* start Provided data *

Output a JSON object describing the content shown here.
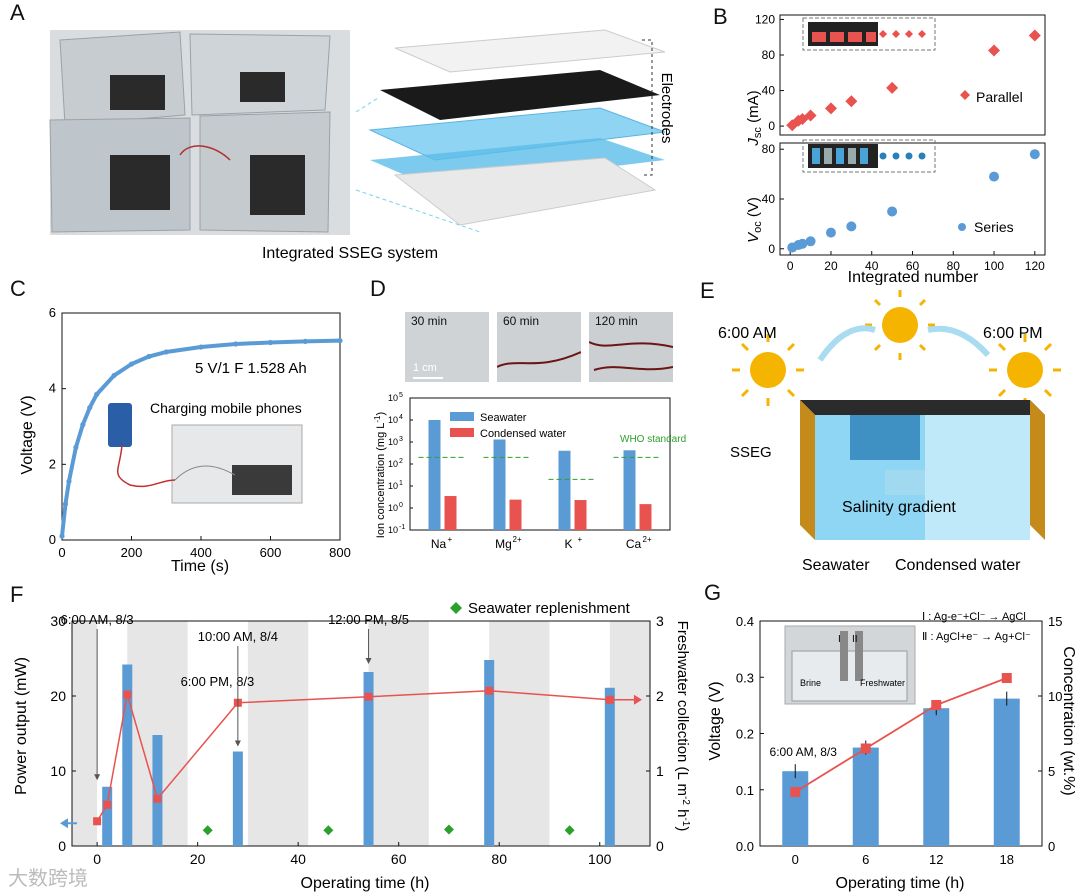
{
  "panel_letters": {
    "a": "A",
    "b": "B",
    "c": "C",
    "d": "D",
    "e": "E",
    "f": "F",
    "g": "G"
  },
  "panel_a": {
    "caption": "Integrated SSEG system",
    "electrodes_label": "Electrodes"
  },
  "panel_b": {
    "xlabel": "Integrated number",
    "top_ylabel": "J",
    "top_ylabel_sub": "sc",
    "top_ylabel_unit": " (mA)",
    "bottom_ylabel": "V",
    "bottom_ylabel_sub": "oc",
    "bottom_ylabel_unit": " (V)",
    "legend_parallel": "Parallel",
    "legend_series": "Series",
    "x_ticks": [
      "0",
      "20",
      "40",
      "60",
      "80",
      "100",
      "120"
    ],
    "top_y_ticks": [
      "0",
      "40",
      "80",
      "120"
    ],
    "bottom_y_ticks": [
      "0",
      "40",
      "80"
    ]
  },
  "panel_c": {
    "xlabel": "Time (s)",
    "ylabel": "Voltage (V)",
    "annotation": "5 V/1 F  1.528 Ah",
    "inset_label": "Charging mobile phones",
    "x_ticks": [
      "0",
      "200",
      "400",
      "600",
      "800"
    ],
    "y_ticks": [
      "0",
      "2",
      "4",
      "6"
    ]
  },
  "panel_d": {
    "photo_labels": [
      "30 min",
      "60 min",
      "120 min"
    ],
    "scale_label": "1 cm",
    "ylabel": "Ion concentration (mg L",
    "ylabel_sup": "-1",
    "ylabel_end": ")",
    "legend_seawater": "Seawater",
    "legend_condensed": "Condensed water",
    "who_label": "WHO standard",
    "ions": [
      "Na",
      "Mg",
      "K",
      "Ca"
    ],
    "ion_sups": [
      "+",
      "2+",
      "+",
      "2+"
    ],
    "y_ticks": [
      "10",
      "10",
      "10",
      "10",
      "10",
      "10",
      "10"
    ],
    "y_tick_sups": [
      "-1",
      "0",
      "1",
      "2",
      "3",
      "4",
      "5"
    ]
  },
  "panel_e": {
    "morning": "6:00 AM",
    "evening": "6:00 PM",
    "sseg": "SSEG",
    "gradient": "Salinity gradient",
    "seawater": "Seawater",
    "condensed": "Condensed water"
  },
  "panel_f": {
    "xlabel": "Operating time (h)",
    "ylabel_left": "Power output (mW)",
    "ylabel_right": "Freshwater collection (L m",
    "ylabel_right_sup1": "-2",
    "ylabel_right_mid": " h",
    "ylabel_right_sup2": "-1",
    "ylabel_right_end": ")",
    "legend": "Seawater replenishment",
    "annotations": [
      "6:00 AM, 8/3",
      "6:00 PM, 8/3",
      "10:00 AM, 8/4",
      "12:00 PM, 8/5"
    ],
    "x_ticks": [
      "0",
      "20",
      "40",
      "60",
      "80",
      "100"
    ],
    "y_left_ticks": [
      "0",
      "10",
      "20",
      "30"
    ],
    "y_right_ticks": [
      "0",
      "1",
      "2",
      "3"
    ]
  },
  "panel_g": {
    "xlabel": "Operating time (h)",
    "ylabel_left": "Voltage (V)",
    "ylabel_right": "Concentration (wt.%)",
    "annotation": "6:00 AM, 8/3",
    "reaction1": "Ⅰ : Ag-e⁻+Cl⁻ → AgCl",
    "reaction2": "Ⅱ : AgCl+e⁻ → Ag+Cl⁻",
    "inset_brine": "Brine",
    "inset_fresh": "Freshwater",
    "inset_i": "I",
    "inset_ii": "II",
    "x_ticks": [
      "0",
      "6",
      "12",
      "18"
    ],
    "y_left_ticks": [
      "0.0",
      "0.1",
      "0.2",
      "0.3",
      "0.4"
    ],
    "y_right_ticks": [
      "0",
      "5",
      "10",
      "15"
    ]
  },
  "watermark": "大数跨境",
  "colors": {
    "blue": "#5b9bd5",
    "bar_blue": "#5b9bd5",
    "red": "#e8524f",
    "green": "#2ca02c",
    "gray_band": "#e6e6e6",
    "line_red": "#e8524f"
  },
  "chart_data": [
    {
      "id": "B-top",
      "type": "scatter",
      "title": "",
      "xlabel": "Integrated number",
      "ylabel": "Jsc (mA)",
      "x": [
        1,
        4,
        6,
        10,
        20,
        30,
        50,
        100,
        120
      ],
      "series": [
        {
          "name": "Parallel",
          "values": [
            1,
            6,
            8,
            12,
            20,
            28,
            43,
            85,
            102
          ]
        }
      ],
      "xlim": [
        -5,
        125
      ],
      "ylim": [
        -10,
        125
      ]
    },
    {
      "id": "B-bottom",
      "type": "scatter",
      "title": "",
      "xlabel": "Integrated number",
      "ylabel": "Voc (V)",
      "x": [
        1,
        4,
        6,
        10,
        20,
        30,
        50,
        100,
        120
      ],
      "series": [
        {
          "name": "Series",
          "values": [
            1,
            3,
            4,
            6,
            13,
            18,
            30,
            58,
            76
          ]
        }
      ],
      "xlim": [
        -5,
        125
      ],
      "ylim": [
        -5,
        85
      ]
    },
    {
      "id": "C",
      "type": "line",
      "title": "",
      "xlabel": "Time (s)",
      "ylabel": "Voltage (V)",
      "x": [
        0,
        10,
        20,
        40,
        60,
        80,
        100,
        150,
        200,
        250,
        300,
        400,
        500,
        600,
        700,
        800
      ],
      "series": [
        {
          "name": "",
          "values": [
            0.1,
            0.95,
            1.55,
            2.45,
            3.05,
            3.5,
            3.85,
            4.35,
            4.65,
            4.85,
            4.97,
            5.1,
            5.18,
            5.22,
            5.25,
            5.27
          ]
        }
      ],
      "xlim": [
        0,
        800
      ],
      "ylim": [
        0,
        6
      ]
    },
    {
      "id": "D",
      "type": "bar",
      "title": "",
      "xlabel": "",
      "ylabel": "Ion concentration (mg L-1)",
      "scale": "log",
      "categories": [
        "Na+",
        "Mg2+",
        "K+",
        "Ca2+"
      ],
      "series": [
        {
          "name": "Seawater",
          "values": [
            10000,
            1300,
            400,
            420
          ]
        },
        {
          "name": "Condensed water",
          "values": [
            3.5,
            2.4,
            2.3,
            1.5
          ]
        }
      ],
      "who_standard": [
        200,
        200,
        20,
        200
      ],
      "ylim": [
        0.1,
        100000
      ]
    },
    {
      "id": "F",
      "type": "bar",
      "title": "",
      "xlabel": "Operating time (h)",
      "ylabel": "Power output (mW)",
      "ylabel_right": "Freshwater collection (L m-2 h-1)",
      "bars_x": [
        2,
        6,
        12,
        28,
        54,
        78,
        102
      ],
      "series": [
        {
          "name": "Power output",
          "values": [
            7.9,
            24.2,
            14.8,
            12.6,
            23.2,
            24.8,
            21.1
          ]
        },
        {
          "name": "Freshwater collection",
          "axis": "right",
          "x": [
            0,
            2,
            6,
            12,
            28,
            54,
            78,
            102
          ],
          "values": [
            0.33,
            0.55,
            2.02,
            0.63,
            1.91,
            1.99,
            2.07,
            1.95
          ]
        },
        {
          "name": "Seawater replenishment",
          "x": [
            22,
            46,
            70,
            94
          ],
          "values": [
            0.21,
            0.21,
            0.22,
            0.21
          ]
        }
      ],
      "day_bands": [
        [
          -12,
          0
        ],
        [
          6,
          18
        ],
        [
          30,
          42
        ],
        [
          54,
          66
        ],
        [
          78,
          90
        ],
        [
          102,
          114
        ]
      ],
      "xlim": [
        -5,
        110
      ],
      "ylim": [
        0,
        30
      ],
      "ylim_right": [
        0,
        3
      ]
    },
    {
      "id": "G",
      "type": "bar",
      "title": "",
      "xlabel": "Operating time (h)",
      "ylabel": "Voltage (V)",
      "ylabel_right": "Concentration (wt.%)",
      "categories": [
        "0",
        "6",
        "12",
        "18"
      ],
      "series": [
        {
          "name": "Voltage",
          "values": [
            0.133,
            0.175,
            0.245,
            0.262
          ]
        },
        {
          "name": "Concentration",
          "axis": "right",
          "values": [
            3.6,
            6.5,
            9.4,
            11.2
          ]
        }
      ],
      "ylim": [
        0,
        0.4
      ],
      "ylim_right": [
        0,
        15
      ]
    }
  ]
}
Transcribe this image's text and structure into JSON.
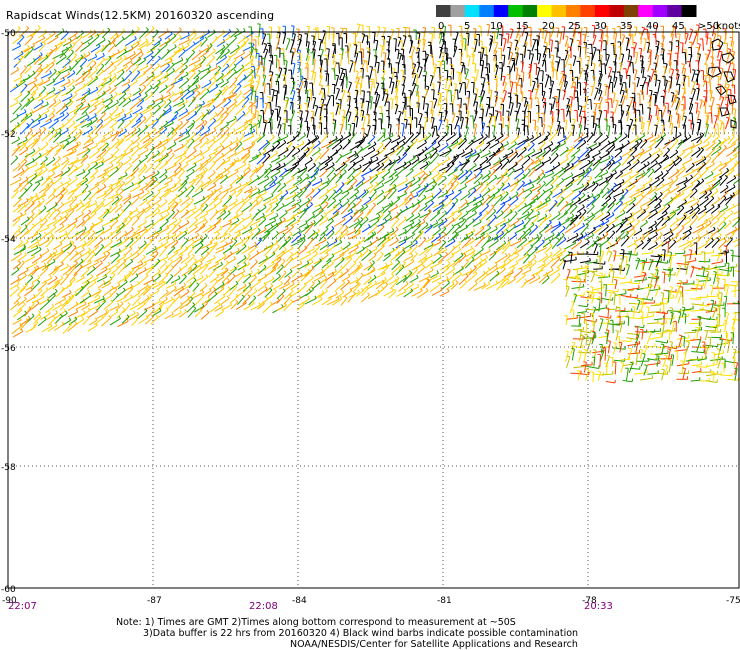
{
  "title": "Rapidscat Winds(12.5KM) 20160320 ascending",
  "legend": {
    "unit": "knots",
    "ticks": [
      "0",
      "5",
      "10",
      "15",
      "20",
      "25",
      "30",
      "35",
      "40",
      "45",
      ">50"
    ],
    "colors": [
      "#404040",
      "#a0a0a0",
      "#00e0ff",
      "#0080ff",
      "#0000ff",
      "#00c000",
      "#008000",
      "#ffff00",
      "#ffc000",
      "#ff8000",
      "#ff4000",
      "#ff0000",
      "#c00000",
      "#804000",
      "#ff00ff",
      "#a000ff",
      "#6000a0",
      "#000000"
    ]
  },
  "map": {
    "lat_labels": [
      "-50",
      "-52",
      "-54",
      "-56",
      "-58",
      "-60"
    ],
    "lon_labels": [
      "-90",
      "-87",
      "-84",
      "-81",
      "-78",
      "-75"
    ],
    "time_labels": [
      "22:07",
      "22:08",
      "20:33"
    ]
  },
  "notes": {
    "line1": "Note: 1) Times are GMT 2)Times along bottom correspond to measurement at ~50S",
    "line2": "3)Data buffer is 22 hrs from 20160320 4) Black wind barbs indicate possible contamination",
    "line3": "NOAA/NESDIS/Center for Satellite Applications and Research"
  }
}
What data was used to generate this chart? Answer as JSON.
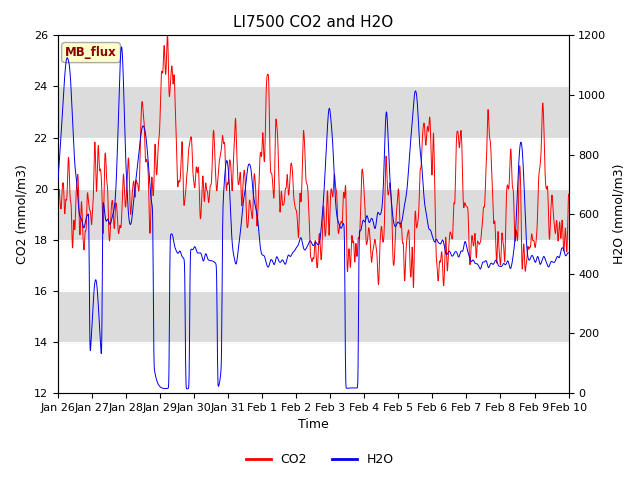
{
  "title": "LI7500 CO2 and H2O",
  "xlabel": "Time",
  "ylabel_left": "CO2 (mmol/m3)",
  "ylabel_right": "H2O (mmol/m3)",
  "ylim_left": [
    12,
    26
  ],
  "ylim_right": [
    0,
    1200
  ],
  "yticks_left": [
    12,
    14,
    16,
    18,
    20,
    22,
    24,
    26
  ],
  "yticks_right": [
    0,
    200,
    400,
    600,
    800,
    1000,
    1200
  ],
  "xtick_labels": [
    "Jan 26",
    "Jan 27",
    "Jan 28",
    "Jan 29",
    "Jan 30",
    "Jan 31",
    "Feb 1",
    "Feb 2",
    "Feb 3",
    "Feb 4",
    "Feb 5",
    "Feb 6",
    "Feb 7",
    "Feb 8",
    "Feb 9",
    "Feb 10"
  ],
  "annotation_text": "MB_flux",
  "annotation_bg": "#FFFFCC",
  "annotation_border": "#AAAAAA",
  "co2_color": "#FF0000",
  "h2o_color": "#0000EE",
  "legend_co2": "CO2",
  "legend_h2o": "H2O",
  "hband_color": "#DCDCDC",
  "plot_bg": "#FFFFFF",
  "fig_bg": "#FFFFFF",
  "title_fontsize": 11,
  "axis_fontsize": 9,
  "tick_fontsize": 8,
  "legend_fontsize": 9
}
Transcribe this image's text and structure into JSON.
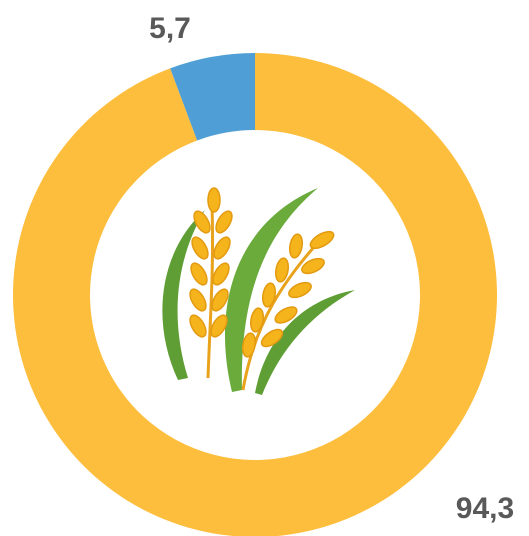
{
  "chart_data": {
    "type": "donut",
    "values": [
      94.3,
      5.7
    ],
    "value_labels": [
      "94,3",
      "5,7"
    ],
    "colors": [
      "#fdbe3e",
      "#4f9fd6"
    ]
  }
}
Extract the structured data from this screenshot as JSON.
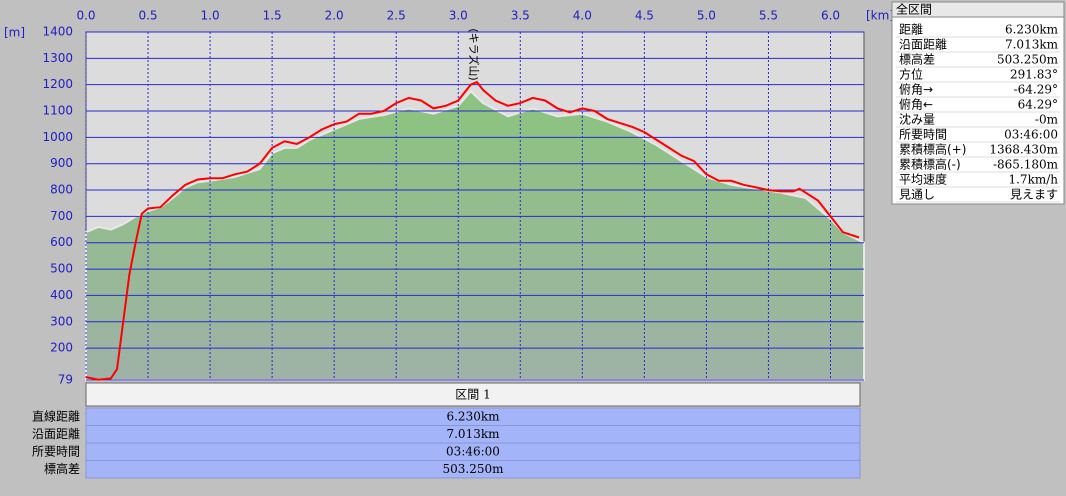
{
  "chart_data": {
    "type": "line",
    "xlabel": "[km]",
    "ylabel": "[m]",
    "xlim": [
      0,
      6.27
    ],
    "ylim": [
      79,
      1400
    ],
    "xticks": [
      {
        "value": 0,
        "label": "0.0"
      },
      0.5,
      {
        "value": 1,
        "label": "1.0"
      },
      1.5,
      {
        "value": 2,
        "label": "2.0"
      },
      2.5,
      {
        "value": 3,
        "label": "3.0"
      },
      3.5,
      {
        "value": 4,
        "label": "4.0"
      },
      4.5,
      {
        "value": 5,
        "label": "5.0"
      },
      5.5,
      {
        "value": 6,
        "label": "6.0"
      }
    ],
    "yticks": [
      79,
      200,
      300,
      400,
      500,
      600,
      700,
      800,
      900,
      1000,
      1100,
      1200,
      1300,
      1400
    ],
    "grid": true,
    "annotations": [
      {
        "text": "(キラズ山)",
        "x": 3.12
      }
    ],
    "series": [
      {
        "color": "#8fc484",
        "area": true,
        "x": [
          0,
          0.1,
          0.2,
          0.3,
          0.4,
          0.5,
          0.6,
          0.7,
          0.8,
          0.9,
          1.0,
          1.2,
          1.4,
          1.5,
          1.6,
          1.7,
          1.8,
          1.9,
          2.0,
          2.2,
          2.4,
          2.6,
          2.8,
          3.0,
          3.1,
          3.2,
          3.4,
          3.6,
          3.8,
          4.0,
          4.2,
          4.4,
          4.6,
          4.8,
          5.0,
          5.2,
          5.4,
          5.6,
          5.8,
          6.0,
          6.1,
          6.27
        ],
        "values": [
          640,
          660,
          650,
          670,
          700,
          720,
          735,
          770,
          810,
          830,
          835,
          850,
          880,
          940,
          960,
          960,
          990,
          1010,
          1030,
          1070,
          1085,
          1110,
          1090,
          1120,
          1175,
          1130,
          1080,
          1110,
          1080,
          1090,
          1060,
          1020,
          970,
          910,
          850,
          820,
          805,
          790,
          770,
          690,
          640,
          600
        ]
      },
      {
        "color": "#ff0000",
        "area": false,
        "x": [
          0,
          0.1,
          0.2,
          0.25,
          0.3,
          0.35,
          0.4,
          0.45,
          0.5,
          0.6,
          0.7,
          0.8,
          0.9,
          1.0,
          1.1,
          1.2,
          1.3,
          1.4,
          1.5,
          1.6,
          1.7,
          1.8,
          1.9,
          2.0,
          2.1,
          2.2,
          2.3,
          2.4,
          2.5,
          2.6,
          2.7,
          2.8,
          2.9,
          3.0,
          3.1,
          3.15,
          3.2,
          3.3,
          3.4,
          3.5,
          3.6,
          3.7,
          3.8,
          3.9,
          4.0,
          4.1,
          4.2,
          4.3,
          4.4,
          4.5,
          4.6,
          4.7,
          4.8,
          4.9,
          5.0,
          5.1,
          5.2,
          5.3,
          5.4,
          5.5,
          5.6,
          5.7,
          5.75,
          5.8,
          5.9,
          6.0,
          6.1,
          6.23
        ],
        "values": [
          90,
          80,
          85,
          120,
          300,
          480,
          600,
          710,
          730,
          735,
          780,
          820,
          840,
          845,
          845,
          860,
          870,
          900,
          960,
          985,
          975,
          1000,
          1030,
          1050,
          1060,
          1090,
          1090,
          1100,
          1130,
          1150,
          1140,
          1110,
          1120,
          1140,
          1200,
          1210,
          1180,
          1140,
          1120,
          1130,
          1150,
          1140,
          1110,
          1095,
          1110,
          1100,
          1070,
          1055,
          1040,
          1020,
          990,
          960,
          930,
          910,
          860,
          835,
          835,
          820,
          810,
          800,
          795,
          795,
          805,
          790,
          760,
          700,
          640,
          620
        ]
      }
    ]
  },
  "summary": {
    "title": "全区間",
    "rows": [
      [
        "距離",
        "6.230km"
      ],
      [
        "沿面距離",
        "7.013km"
      ],
      [
        "標高差",
        "503.250m"
      ],
      [
        "方位",
        "291.83°"
      ],
      [
        "俯角→",
        "-64.29°"
      ],
      [
        "俯角←",
        "64.29°"
      ],
      [
        "沈み量",
        "-0m"
      ],
      [
        "所要時間",
        "03:46:00"
      ],
      [
        "累積標高(+)",
        "1368.430m"
      ],
      [
        "累積標高(-)",
        "-865.180m"
      ],
      [
        "平均速度",
        "1.7km/h"
      ],
      [
        "見通し",
        "見えます"
      ]
    ]
  },
  "section_table": {
    "header": "区間 1",
    "rows": [
      [
        "直線距離",
        "6.230km"
      ],
      [
        "沿面距離",
        "7.013km"
      ],
      [
        "所要時間",
        "03:46:00"
      ],
      [
        "標高差",
        "503.250m"
      ]
    ]
  }
}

* end Provided data *

Task goal:
Identify the lines that contain the string "AgCl", and copy every one of them.

Output:
    "reaction1": "Ⅰ : Ag-e⁻+Cl⁻ → AgCl",
    "reaction2": "Ⅱ : AgCl+e⁻ → Ag+Cl⁻",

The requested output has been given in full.